▸ WRITTEN REQUEST
Every line of the listing must be reproduced as it stands. Leave the images behind.

▸ RECORD EXCERPTS
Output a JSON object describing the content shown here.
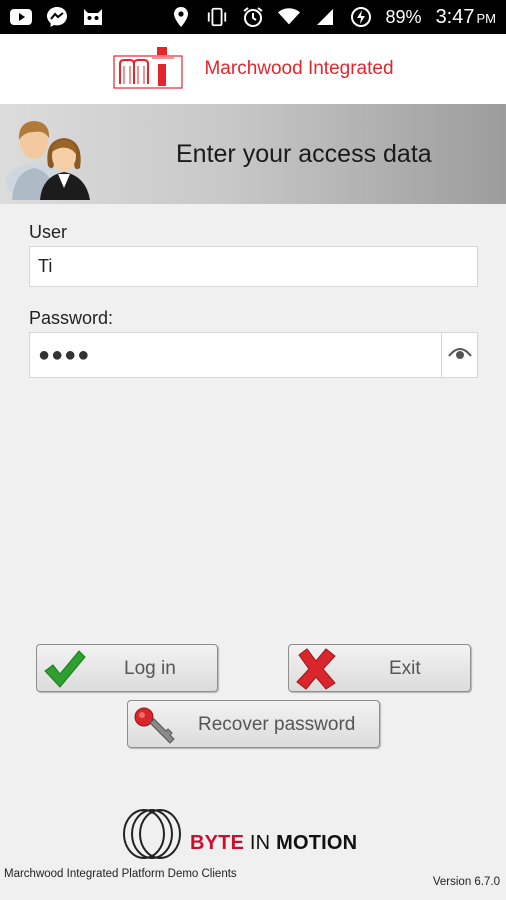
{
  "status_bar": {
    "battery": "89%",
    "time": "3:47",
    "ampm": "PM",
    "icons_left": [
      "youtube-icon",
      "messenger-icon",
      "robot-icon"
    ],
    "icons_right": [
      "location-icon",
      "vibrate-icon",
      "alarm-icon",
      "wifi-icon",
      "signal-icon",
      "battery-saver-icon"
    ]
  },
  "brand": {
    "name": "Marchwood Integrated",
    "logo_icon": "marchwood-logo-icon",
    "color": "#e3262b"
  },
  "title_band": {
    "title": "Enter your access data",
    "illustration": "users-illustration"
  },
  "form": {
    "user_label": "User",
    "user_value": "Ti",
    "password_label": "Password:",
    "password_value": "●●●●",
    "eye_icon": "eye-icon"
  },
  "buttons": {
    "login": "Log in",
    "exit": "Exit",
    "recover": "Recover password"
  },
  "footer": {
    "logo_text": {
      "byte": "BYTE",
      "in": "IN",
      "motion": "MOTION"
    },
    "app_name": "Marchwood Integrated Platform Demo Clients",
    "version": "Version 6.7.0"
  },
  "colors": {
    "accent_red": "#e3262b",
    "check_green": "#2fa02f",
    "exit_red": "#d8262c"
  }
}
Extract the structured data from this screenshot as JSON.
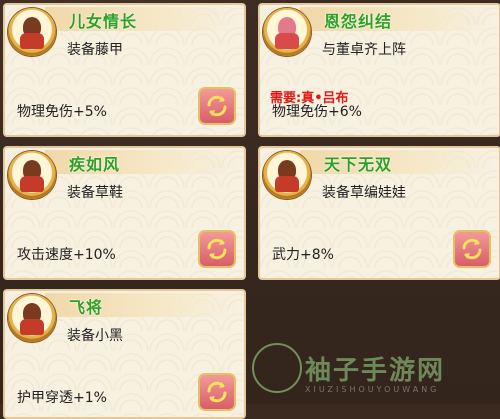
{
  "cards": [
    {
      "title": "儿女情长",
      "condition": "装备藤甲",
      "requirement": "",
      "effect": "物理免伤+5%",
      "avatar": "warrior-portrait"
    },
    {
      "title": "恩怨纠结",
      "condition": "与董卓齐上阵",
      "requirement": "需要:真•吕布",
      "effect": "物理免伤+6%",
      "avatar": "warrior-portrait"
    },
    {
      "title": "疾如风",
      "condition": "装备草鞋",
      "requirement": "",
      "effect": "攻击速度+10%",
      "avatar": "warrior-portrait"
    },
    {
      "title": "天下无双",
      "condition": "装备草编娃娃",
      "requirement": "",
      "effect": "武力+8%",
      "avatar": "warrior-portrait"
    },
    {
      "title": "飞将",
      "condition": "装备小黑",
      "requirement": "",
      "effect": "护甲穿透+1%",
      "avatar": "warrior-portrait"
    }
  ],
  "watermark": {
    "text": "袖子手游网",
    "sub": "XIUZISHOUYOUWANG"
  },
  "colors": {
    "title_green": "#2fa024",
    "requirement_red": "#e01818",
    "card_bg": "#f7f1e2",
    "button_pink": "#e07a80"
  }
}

▸ ANSWER TO THIS EXERCISE
Output a JSON object describing the content shown here.
{
  "status_bar": {
    "battery": "89%",
    "time": "3:47",
    "ampm": "PM",
    "icons_left": [
      "youtube-icon",
      "messenger-icon",
      "robot-icon"
    ],
    "icons_right": [
      "location-icon",
      "vibrate-icon",
      "alarm-icon",
      "wifi-icon",
      "signal-icon",
      "battery-saver-icon"
    ]
  },
  "brand": {
    "name": "Marchwood Integrated",
    "logo_icon": "marchwood-logo-icon",
    "color": "#e3262b"
  },
  "title_band": {
    "title": "Enter your access data",
    "illustration": "users-illustration"
  },
  "form": {
    "user_label": "User",
    "user_value": "Ti",
    "password_label": "Password:",
    "password_value": "●●●●",
    "eye_icon": "eye-icon"
  },
  "buttons": {
    "login": "Log in",
    "exit": "Exit",
    "recover": "Recover password"
  },
  "footer": {
    "logo_text": {
      "byte": "BYTE",
      "in": "IN",
      "motion": "MOTION"
    },
    "app_name": "Marchwood Integrated Platform Demo Clients",
    "version": "Version 6.7.0"
  },
  "colors": {
    "accent_red": "#e3262b",
    "check_green": "#2fa02f",
    "exit_red": "#d8262c"
  }
}
Extract the structured data from this screenshot as JSON.
{
  "cards": [
    {
      "title": "儿女情长",
      "condition": "装备藤甲",
      "requirement": "",
      "effect": "物理免伤+5%",
      "avatar": "warrior-portrait"
    },
    {
      "title": "恩怨纠结",
      "condition": "与董卓齐上阵",
      "requirement": "需要:真•吕布",
      "effect": "物理免伤+6%",
      "avatar": "warrior-portrait"
    },
    {
      "title": "疾如风",
      "condition": "装备草鞋",
      "requirement": "",
      "effect": "攻击速度+10%",
      "avatar": "warrior-portrait"
    },
    {
      "title": "天下无双",
      "condition": "装备草编娃娃",
      "requirement": "",
      "effect": "武力+8%",
      "avatar": "warrior-portrait"
    },
    {
      "title": "飞将",
      "condition": "装备小黑",
      "requirement": "",
      "effect": "护甲穿透+1%",
      "avatar": "warrior-portrait"
    }
  ],
  "watermark": {
    "text": "袖子手游网",
    "sub": "XIUZISHOUYOUWANG"
  },
  "colors": {
    "title_green": "#2fa024",
    "requirement_red": "#e01818",
    "card_bg": "#f7f1e2",
    "button_pink": "#e07a80"
  }
}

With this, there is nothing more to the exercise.